======== Data ========
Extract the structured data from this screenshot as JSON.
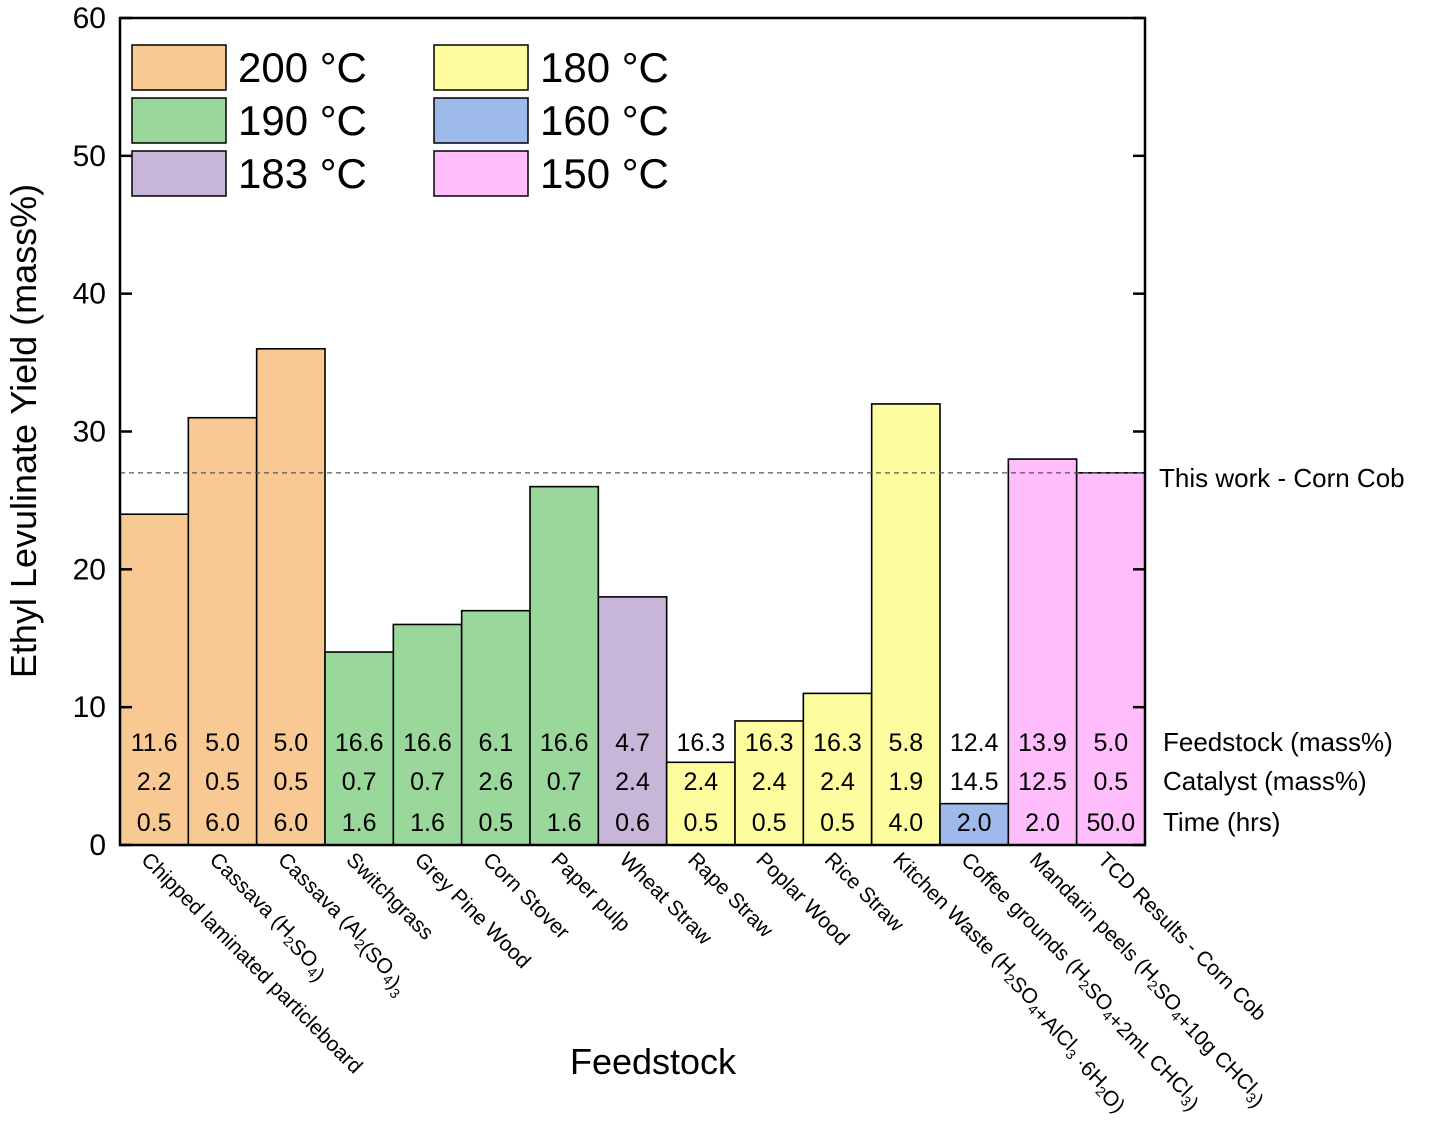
{
  "chart_data": {
    "type": "bar",
    "xlabel": "Feedstock",
    "ylabel": "Ethyl Levulinate Yield (mass%)",
    "ylim": [
      0,
      60
    ],
    "yticks": [
      "0",
      "10",
      "20",
      "30",
      "40",
      "50",
      "60"
    ],
    "categories": [
      "Chipped laminated particleboard",
      "Cassava (H2SO4)",
      "Cassava (Al2(SO4)3",
      "Switchgrass",
      "Grey Pine Wood",
      "Corn Stover",
      "Paper pulp",
      "Wheat Straw",
      "Rape Straw",
      "Poplar Wood",
      "Rice Straw",
      "Kitchen Waste (H2SO4+AlCl3 ·6H2O)",
      "Coffee grounds (H2SO4+2mL CHCl3)",
      "Mandarin peels (H2SO4+10g CHCl3)",
      "TCD Results - Corn Cob"
    ],
    "values": [
      24,
      31,
      36,
      14,
      16,
      17,
      26,
      18,
      6,
      9,
      11,
      32,
      3,
      28,
      27
    ],
    "temperature_groups": [
      "200 °C",
      "200 °C",
      "200 °C",
      "190 °C",
      "190 °C",
      "190 °C",
      "190 °C",
      "183 °C",
      "180 °C",
      "180 °C",
      "180 °C",
      "180 °C",
      "160 °C",
      "150 °C",
      "150 °C"
    ],
    "legend": {
      "placement": "top-left",
      "entries": [
        {
          "name": "200 °C",
          "color": "#F9C993"
        },
        {
          "name": "180 °C",
          "color": "#FDFDA0"
        },
        {
          "name": "190 °C",
          "color": "#9AD79A"
        },
        {
          "name": "160 °C",
          "color": "#9DBAEB"
        },
        {
          "name": "183 °C",
          "color": "#C8B6D8"
        },
        {
          "name": "150 °C",
          "color": "#FFBEFB"
        }
      ]
    },
    "reference_line": {
      "value": 27,
      "label": "This work - Corn Cob"
    },
    "annotation_rows": [
      {
        "label": "Feedstock (mass%)",
        "values": [
          "11.6",
          "5.0",
          "5.0",
          "16.6",
          "16.6",
          "6.1",
          "16.6",
          "4.7",
          "16.3",
          "16.3",
          "16.3",
          "5.8",
          "12.4",
          "13.9",
          "5.0"
        ]
      },
      {
        "label": "Catalyst (mass%)",
        "values": [
          "2.2",
          "0.5",
          "0.5",
          "0.7",
          "0.7",
          "2.6",
          "0.7",
          "2.4",
          "2.4",
          "2.4",
          "2.4",
          "1.9",
          "14.5",
          "12.5",
          "0.5"
        ]
      },
      {
        "label": "Time (hrs)",
        "values": [
          "0.5",
          "6.0",
          "6.0",
          "1.6",
          "1.6",
          "0.5",
          "1.6",
          "0.6",
          "0.5",
          "0.5",
          "0.5",
          "4.0",
          "2.0",
          "2.0",
          "50.0"
        ]
      }
    ],
    "grid": false
  }
}
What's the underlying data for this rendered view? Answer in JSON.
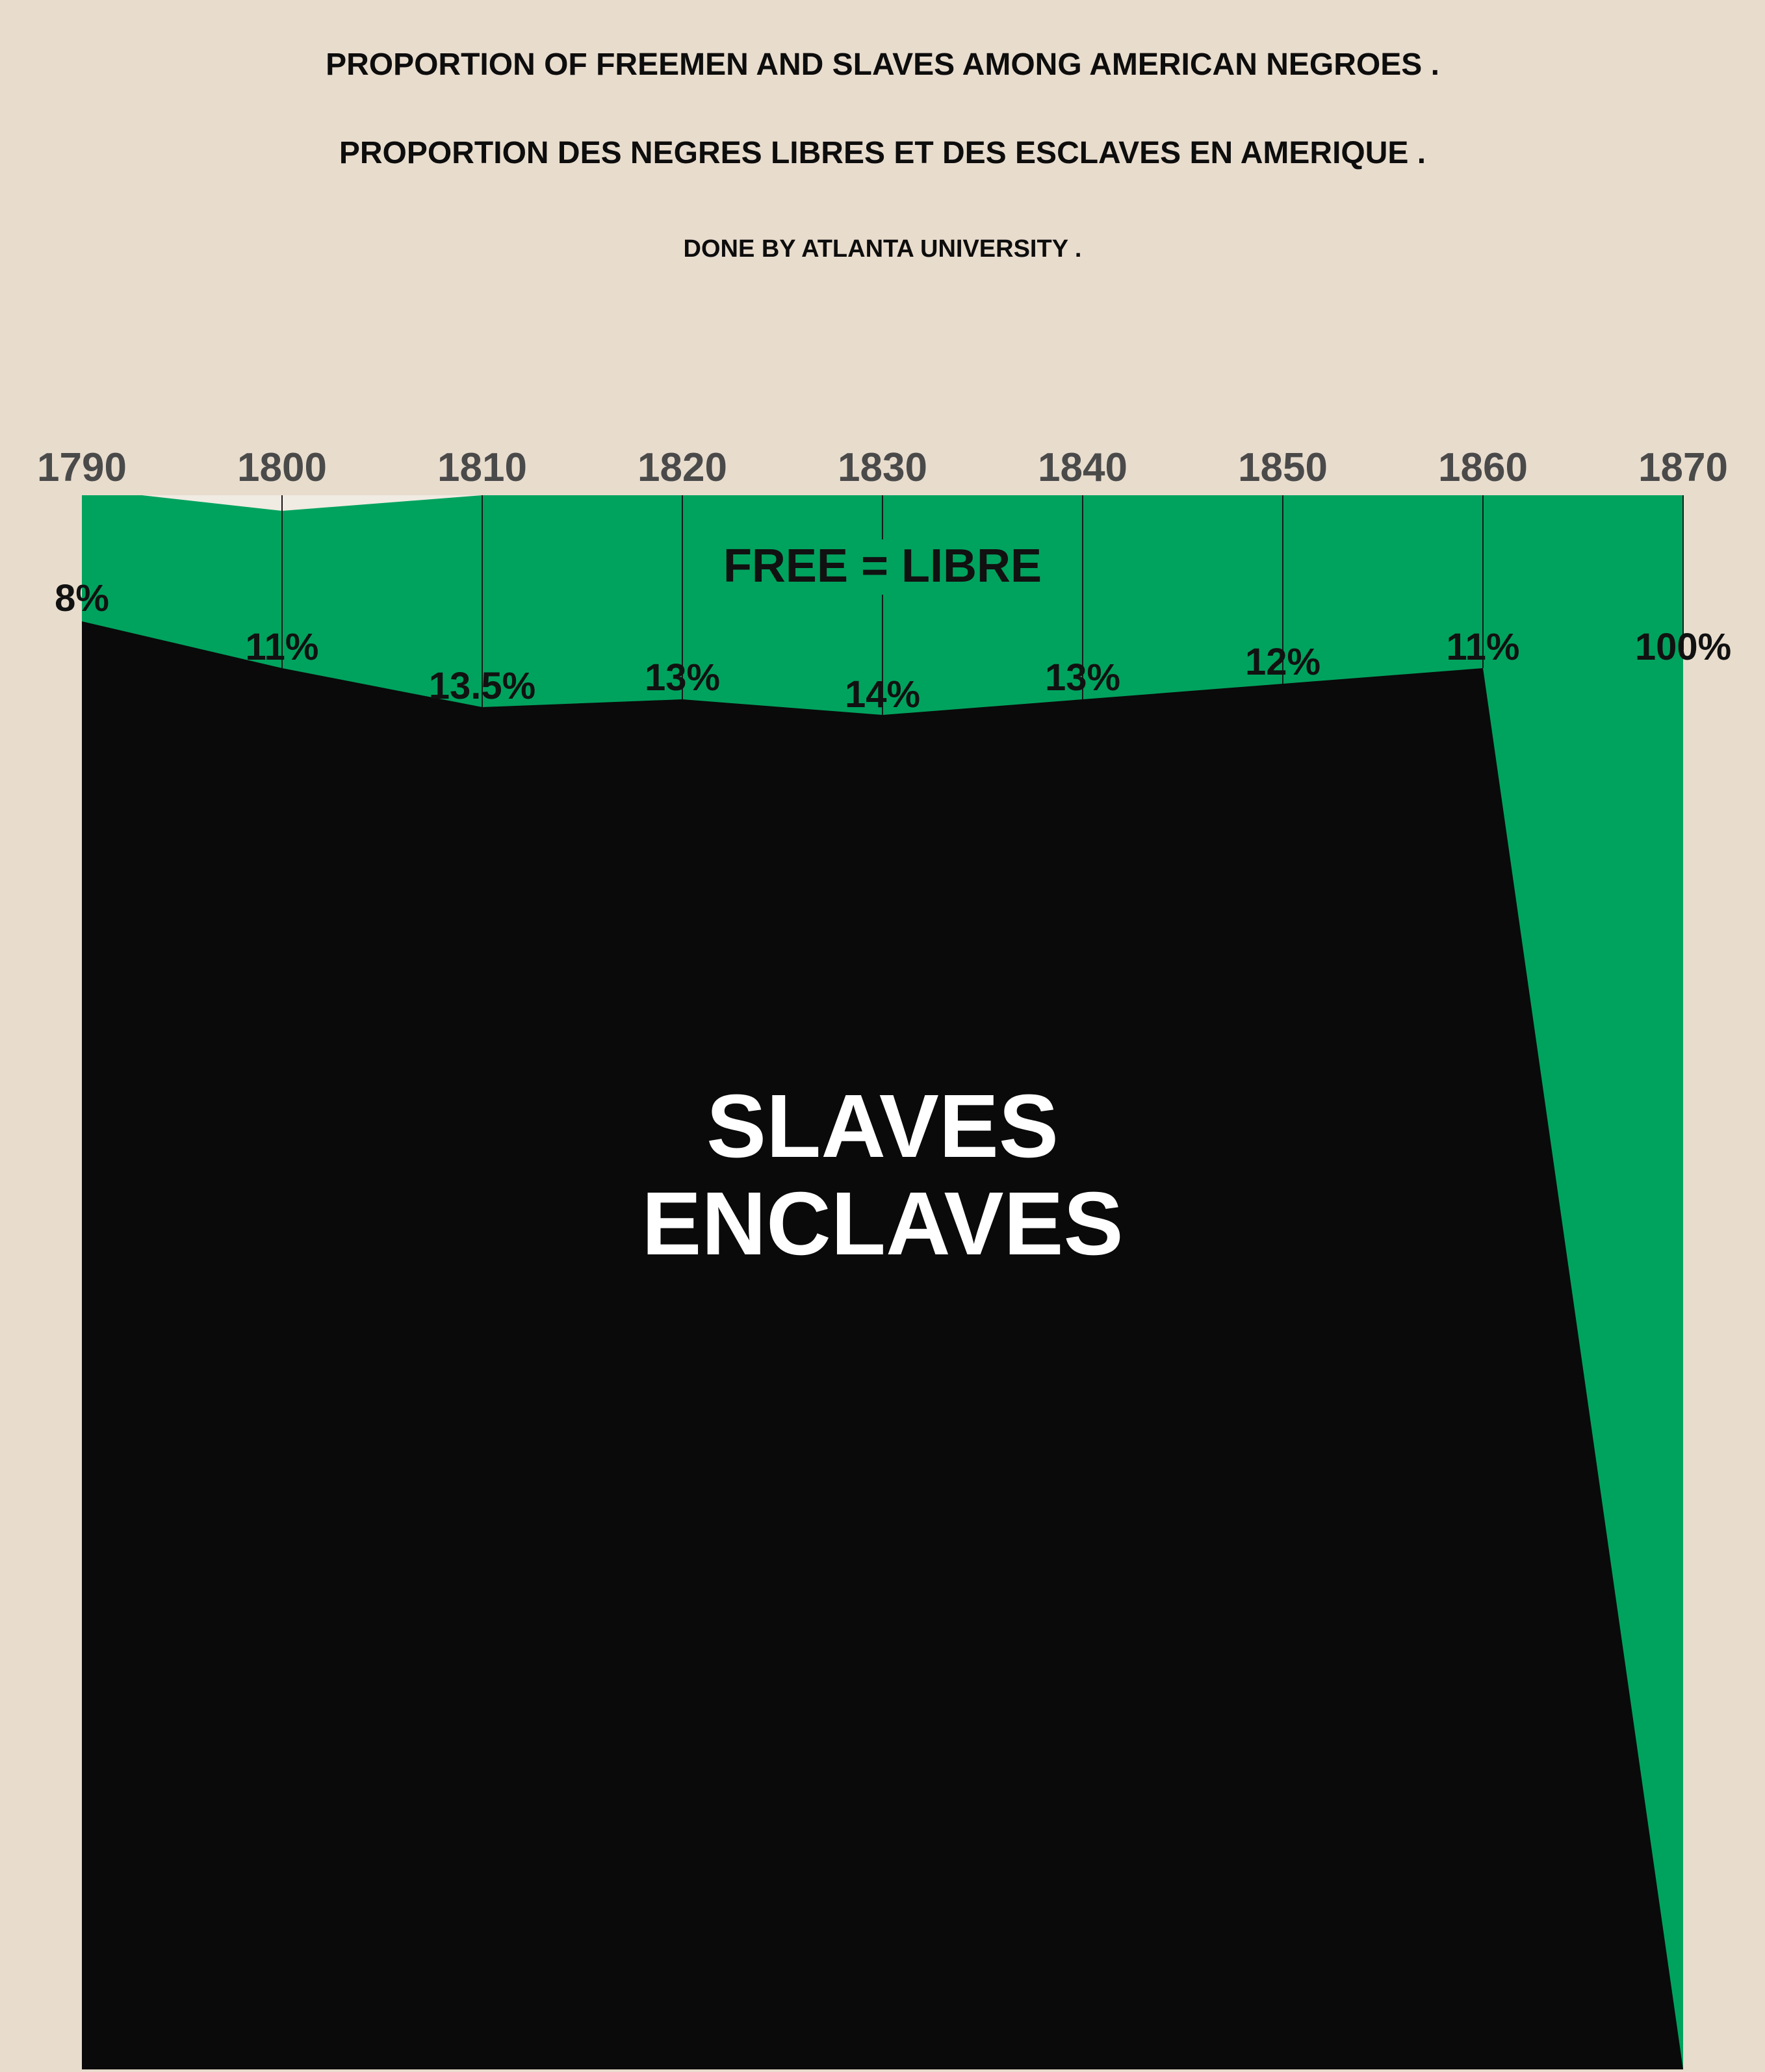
{
  "titles": {
    "line1": "PROPORTION OF FREEMEN AND SLAVES AMONG AMERICAN NEGROES .",
    "line2": "PROPORTION DES NEGRES LIBRES ET DES ESCLAVES EN AMERIQUE .",
    "line3": "DONE BY ATLANTA UNIVERSITY ."
  },
  "colors": {
    "background": "#e8dccd",
    "free": "#00a35e",
    "slaves": "#0a0a0a",
    "year_label": "#4a4a4a",
    "region_label_dark": "#111111",
    "region_label_light": "#ffffff"
  },
  "chart_data": {
    "type": "area",
    "x": [
      1790,
      1800,
      1810,
      1820,
      1830,
      1840,
      1850,
      1860,
      1870
    ],
    "tick_labels": [
      "1790",
      "1800",
      "1810",
      "1820",
      "1830",
      "1840",
      "1850",
      "1860",
      "1870"
    ],
    "free_percent": [
      8,
      11,
      13.5,
      13,
      14,
      13,
      12,
      11,
      100
    ],
    "data_labels": [
      "8%",
      "11%",
      "13.5%",
      "13%",
      "14%",
      "13%",
      "12%",
      "11%",
      "100%"
    ],
    "series": [
      {
        "name": "FREE = LIBRE",
        "values": [
          8,
          11,
          13.5,
          13,
          14,
          13,
          12,
          11,
          100
        ]
      },
      {
        "name": "SLAVES ENCLAVES",
        "values": [
          92,
          89,
          86.5,
          87,
          86,
          87,
          88,
          89,
          0
        ]
      }
    ],
    "region_labels": {
      "free": "FREE = LIBRE",
      "slaves_line1": "SLAVES",
      "slaves_line2": "ENCLAVES"
    },
    "xlim": [
      1790,
      1870
    ],
    "legend": "none",
    "grid": "vertical lines at each decade"
  }
}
========
Task to carry out: Every entry above is to be set down exactly; the pictures are to be left out.

Exercise answer:
Extract the structured data from this screenshot as JSON.
{
  "chart_data": {
    "type": "bar",
    "xlabel": "Feedstock",
    "ylabel": "Ethyl Levulinate Yield (mass%)",
    "ylim": [
      0,
      60
    ],
    "yticks": [
      "0",
      "10",
      "20",
      "30",
      "40",
      "50",
      "60"
    ],
    "categories": [
      "Chipped laminated particleboard",
      "Cassava (H2SO4)",
      "Cassava (Al2(SO4)3",
      "Switchgrass",
      "Grey Pine Wood",
      "Corn Stover",
      "Paper pulp",
      "Wheat Straw",
      "Rape Straw",
      "Poplar Wood",
      "Rice Straw",
      "Kitchen Waste (H2SO4+AlCl3 ·6H2O)",
      "Coffee grounds (H2SO4+2mL CHCl3)",
      "Mandarin peels (H2SO4+10g CHCl3)",
      "TCD Results - Corn Cob"
    ],
    "values": [
      24,
      31,
      36,
      14,
      16,
      17,
      26,
      18,
      6,
      9,
      11,
      32,
      3,
      28,
      27
    ],
    "temperature_groups": [
      "200 °C",
      "200 °C",
      "200 °C",
      "190 °C",
      "190 °C",
      "190 °C",
      "190 °C",
      "183 °C",
      "180 °C",
      "180 °C",
      "180 °C",
      "180 °C",
      "160 °C",
      "150 °C",
      "150 °C"
    ],
    "legend": {
      "placement": "top-left",
      "entries": [
        {
          "name": "200 °C",
          "color": "#F9C993"
        },
        {
          "name": "180 °C",
          "color": "#FDFDA0"
        },
        {
          "name": "190 °C",
          "color": "#9AD79A"
        },
        {
          "name": "160 °C",
          "color": "#9DBAEB"
        },
        {
          "name": "183 °C",
          "color": "#C8B6D8"
        },
        {
          "name": "150 °C",
          "color": "#FFBEFB"
        }
      ]
    },
    "reference_line": {
      "value": 27,
      "label": "This work - Corn Cob"
    },
    "annotation_rows": [
      {
        "label": "Feedstock (mass%)",
        "values": [
          "11.6",
          "5.0",
          "5.0",
          "16.6",
          "16.6",
          "6.1",
          "16.6",
          "4.7",
          "16.3",
          "16.3",
          "16.3",
          "5.8",
          "12.4",
          "13.9",
          "5.0"
        ]
      },
      {
        "label": "Catalyst (mass%)",
        "values": [
          "2.2",
          "0.5",
          "0.5",
          "0.7",
          "0.7",
          "2.6",
          "0.7",
          "2.4",
          "2.4",
          "2.4",
          "2.4",
          "1.9",
          "14.5",
          "12.5",
          "0.5"
        ]
      },
      {
        "label": "Time (hrs)",
        "values": [
          "0.5",
          "6.0",
          "6.0",
          "1.6",
          "1.6",
          "0.5",
          "1.6",
          "0.6",
          "0.5",
          "0.5",
          "0.5",
          "4.0",
          "2.0",
          "2.0",
          "50.0"
        ]
      }
    ],
    "grid": false
  }
}
What's the underlying data for this rendered view? Answer in JSON.
{
  "titles": {
    "line1": "PROPORTION OF FREEMEN AND SLAVES AMONG AMERICAN NEGROES .",
    "line2": "PROPORTION DES NEGRES LIBRES ET DES ESCLAVES EN AMERIQUE .",
    "line3": "DONE BY ATLANTA UNIVERSITY ."
  },
  "colors": {
    "background": "#e8dccd",
    "free": "#00a35e",
    "slaves": "#0a0a0a",
    "year_label": "#4a4a4a",
    "region_label_dark": "#111111",
    "region_label_light": "#ffffff"
  },
  "chart_data": {
    "type": "area",
    "x": [
      1790,
      1800,
      1810,
      1820,
      1830,
      1840,
      1850,
      1860,
      1870
    ],
    "tick_labels": [
      "1790",
      "1800",
      "1810",
      "1820",
      "1830",
      "1840",
      "1850",
      "1860",
      "1870"
    ],
    "free_percent": [
      8,
      11,
      13.5,
      13,
      14,
      13,
      12,
      11,
      100
    ],
    "data_labels": [
      "8%",
      "11%",
      "13.5%",
      "13%",
      "14%",
      "13%",
      "12%",
      "11%",
      "100%"
    ],
    "series": [
      {
        "name": "FREE = LIBRE",
        "values": [
          8,
          11,
          13.5,
          13,
          14,
          13,
          12,
          11,
          100
        ]
      },
      {
        "name": "SLAVES ENCLAVES",
        "values": [
          92,
          89,
          86.5,
          87,
          86,
          87,
          88,
          89,
          0
        ]
      }
    ],
    "region_labels": {
      "free": "FREE = LIBRE",
      "slaves_line1": "SLAVES",
      "slaves_line2": "ENCLAVES"
    },
    "xlim": [
      1790,
      1870
    ],
    "legend": "none",
    "grid": "vertical lines at each decade"
  }
}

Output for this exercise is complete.